* _PROBLEM STATEMENT_: Pull every "title" line out of the data below.

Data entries
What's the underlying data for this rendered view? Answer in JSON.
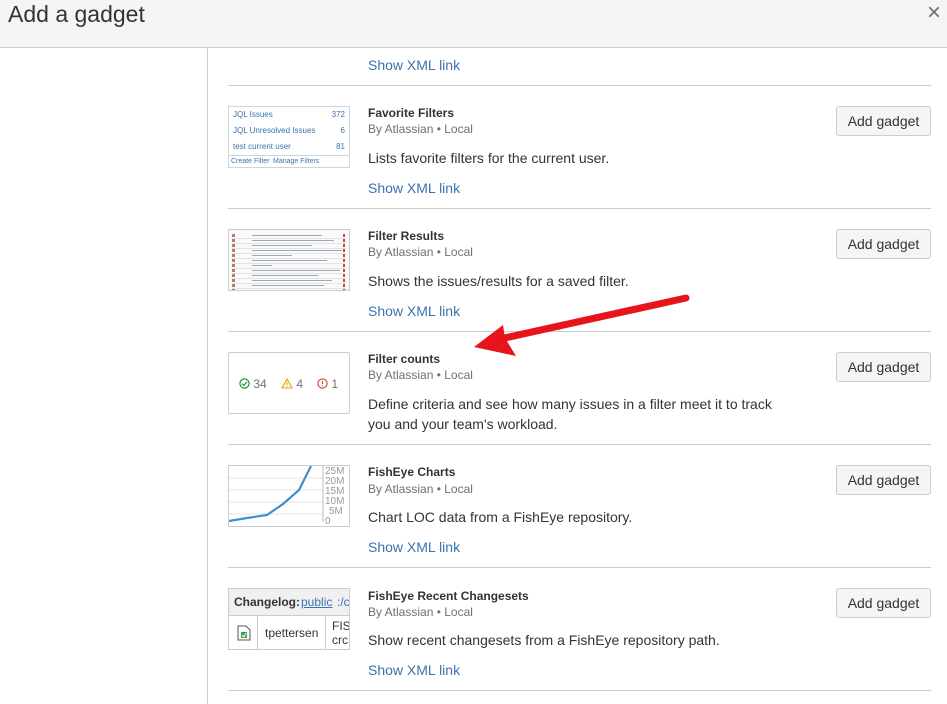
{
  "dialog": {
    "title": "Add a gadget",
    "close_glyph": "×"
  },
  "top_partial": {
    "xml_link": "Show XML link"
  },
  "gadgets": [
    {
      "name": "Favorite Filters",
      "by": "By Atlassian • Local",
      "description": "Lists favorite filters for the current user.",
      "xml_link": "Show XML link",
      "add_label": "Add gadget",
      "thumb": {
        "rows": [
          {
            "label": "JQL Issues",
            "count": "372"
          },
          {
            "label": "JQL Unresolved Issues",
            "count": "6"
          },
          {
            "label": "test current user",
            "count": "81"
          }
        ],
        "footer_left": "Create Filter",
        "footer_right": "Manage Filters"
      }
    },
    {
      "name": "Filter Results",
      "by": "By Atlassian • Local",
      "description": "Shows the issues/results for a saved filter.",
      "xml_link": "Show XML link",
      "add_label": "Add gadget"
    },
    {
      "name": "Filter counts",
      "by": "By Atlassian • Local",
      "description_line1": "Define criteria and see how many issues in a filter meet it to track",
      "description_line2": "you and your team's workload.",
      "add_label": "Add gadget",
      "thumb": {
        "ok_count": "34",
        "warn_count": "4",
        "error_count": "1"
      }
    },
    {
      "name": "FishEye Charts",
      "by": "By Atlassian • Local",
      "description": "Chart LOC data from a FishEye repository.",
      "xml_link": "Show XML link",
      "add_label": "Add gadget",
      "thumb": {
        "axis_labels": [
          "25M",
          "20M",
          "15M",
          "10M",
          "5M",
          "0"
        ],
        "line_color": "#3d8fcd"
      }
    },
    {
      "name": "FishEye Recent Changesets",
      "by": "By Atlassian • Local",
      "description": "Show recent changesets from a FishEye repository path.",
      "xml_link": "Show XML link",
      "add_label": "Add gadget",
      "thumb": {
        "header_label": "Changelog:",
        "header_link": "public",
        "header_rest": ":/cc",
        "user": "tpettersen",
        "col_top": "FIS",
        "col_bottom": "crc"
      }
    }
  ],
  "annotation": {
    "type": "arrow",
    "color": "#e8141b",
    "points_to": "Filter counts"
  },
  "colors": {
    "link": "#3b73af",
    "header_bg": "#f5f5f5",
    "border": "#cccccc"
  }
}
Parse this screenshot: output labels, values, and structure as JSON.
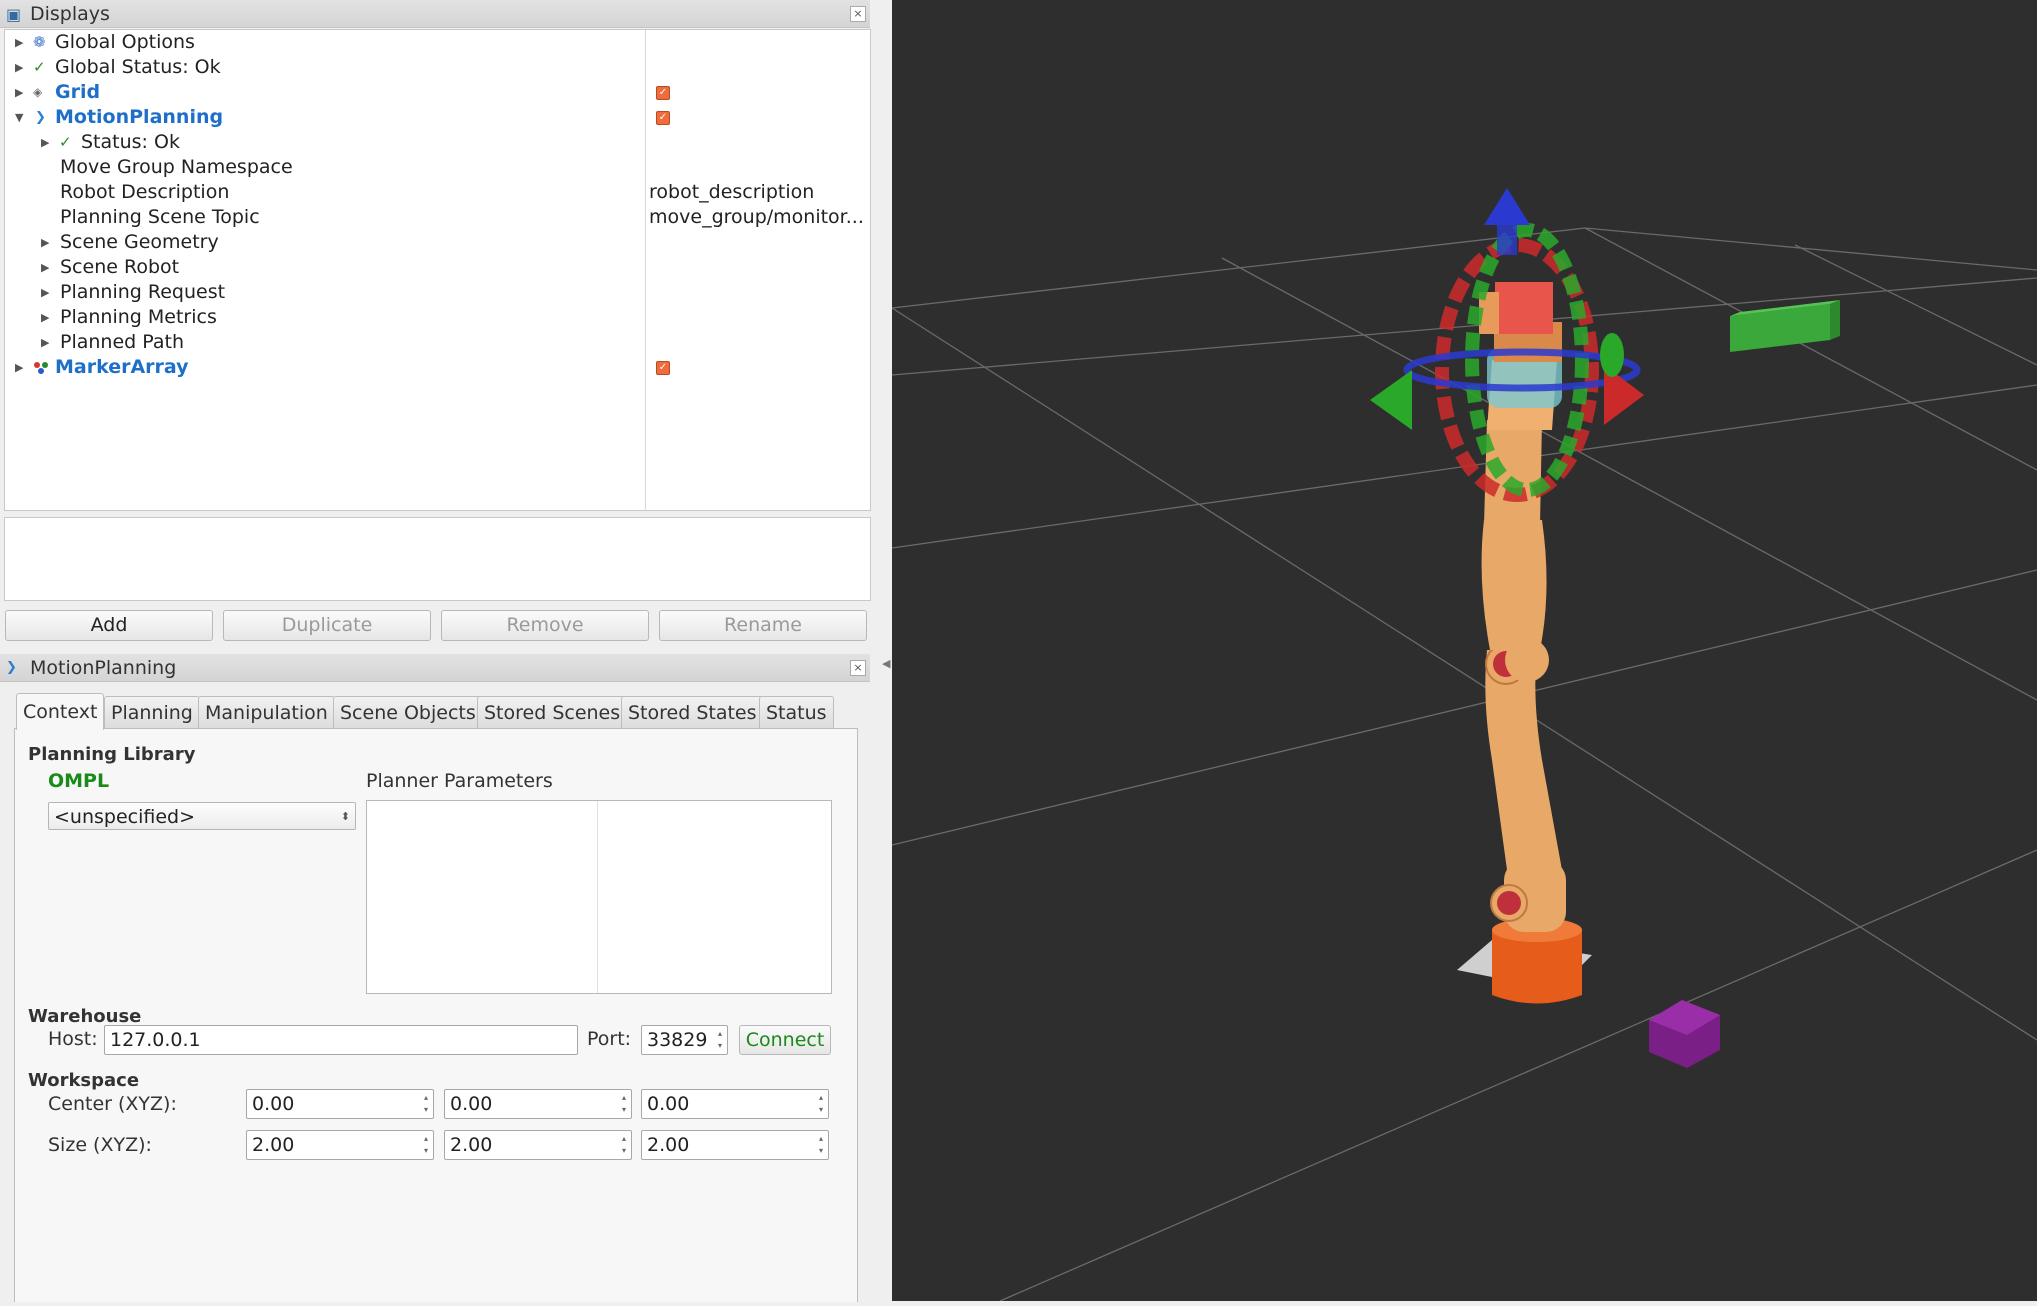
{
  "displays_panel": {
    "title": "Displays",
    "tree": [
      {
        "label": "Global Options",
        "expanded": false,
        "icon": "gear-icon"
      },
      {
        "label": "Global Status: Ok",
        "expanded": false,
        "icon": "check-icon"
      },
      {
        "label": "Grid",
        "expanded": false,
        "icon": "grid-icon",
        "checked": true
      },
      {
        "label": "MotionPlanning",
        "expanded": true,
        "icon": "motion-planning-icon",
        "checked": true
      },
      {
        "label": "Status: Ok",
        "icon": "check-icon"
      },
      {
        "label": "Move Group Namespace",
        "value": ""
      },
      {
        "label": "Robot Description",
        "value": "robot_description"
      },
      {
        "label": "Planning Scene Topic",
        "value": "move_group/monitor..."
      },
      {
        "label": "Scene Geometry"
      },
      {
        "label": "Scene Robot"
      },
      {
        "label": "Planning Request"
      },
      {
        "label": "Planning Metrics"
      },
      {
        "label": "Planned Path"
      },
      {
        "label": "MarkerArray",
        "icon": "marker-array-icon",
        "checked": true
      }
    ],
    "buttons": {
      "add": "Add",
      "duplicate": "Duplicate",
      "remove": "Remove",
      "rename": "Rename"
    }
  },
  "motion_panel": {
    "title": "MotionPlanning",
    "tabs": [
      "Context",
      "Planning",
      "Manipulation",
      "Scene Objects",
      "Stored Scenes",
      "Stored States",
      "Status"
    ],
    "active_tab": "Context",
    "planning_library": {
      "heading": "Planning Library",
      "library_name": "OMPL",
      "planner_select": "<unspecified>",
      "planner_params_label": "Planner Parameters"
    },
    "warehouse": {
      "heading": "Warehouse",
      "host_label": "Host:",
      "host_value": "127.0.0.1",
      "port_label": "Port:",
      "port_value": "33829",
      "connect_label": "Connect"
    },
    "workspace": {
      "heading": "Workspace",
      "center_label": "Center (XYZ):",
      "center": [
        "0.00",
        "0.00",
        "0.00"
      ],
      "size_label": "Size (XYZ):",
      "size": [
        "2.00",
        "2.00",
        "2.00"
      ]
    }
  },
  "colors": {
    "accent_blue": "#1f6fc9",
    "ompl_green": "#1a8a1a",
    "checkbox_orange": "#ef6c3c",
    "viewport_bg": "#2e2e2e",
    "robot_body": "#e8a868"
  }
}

==

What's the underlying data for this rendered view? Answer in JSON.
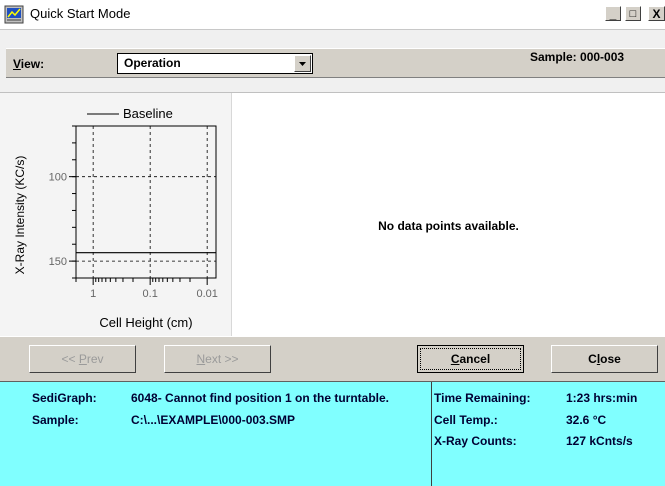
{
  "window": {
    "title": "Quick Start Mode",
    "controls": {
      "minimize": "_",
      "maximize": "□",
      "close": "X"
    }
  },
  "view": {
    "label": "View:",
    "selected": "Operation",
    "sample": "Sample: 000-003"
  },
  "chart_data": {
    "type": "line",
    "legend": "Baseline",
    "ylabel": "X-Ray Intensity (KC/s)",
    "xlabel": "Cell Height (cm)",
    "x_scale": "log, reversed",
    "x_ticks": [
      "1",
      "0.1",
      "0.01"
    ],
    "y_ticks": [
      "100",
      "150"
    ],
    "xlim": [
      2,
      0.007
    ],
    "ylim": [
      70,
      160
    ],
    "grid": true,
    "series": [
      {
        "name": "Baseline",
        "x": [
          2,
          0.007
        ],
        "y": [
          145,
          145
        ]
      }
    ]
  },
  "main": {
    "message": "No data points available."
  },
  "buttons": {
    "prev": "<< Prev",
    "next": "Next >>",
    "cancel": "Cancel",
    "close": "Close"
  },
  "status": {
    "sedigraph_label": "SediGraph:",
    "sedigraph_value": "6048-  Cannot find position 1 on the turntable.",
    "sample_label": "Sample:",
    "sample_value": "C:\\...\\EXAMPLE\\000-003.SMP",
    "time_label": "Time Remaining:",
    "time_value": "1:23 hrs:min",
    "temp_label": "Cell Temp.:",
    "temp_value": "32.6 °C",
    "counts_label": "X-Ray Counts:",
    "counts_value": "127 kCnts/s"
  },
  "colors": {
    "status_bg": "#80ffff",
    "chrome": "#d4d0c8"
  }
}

* _RESULT OF THIS TASK_:
    "title": "Add a gadget",
    "title": "Displays",
    "title": "MotionPlanning",
    "title": "Quick Start Mode",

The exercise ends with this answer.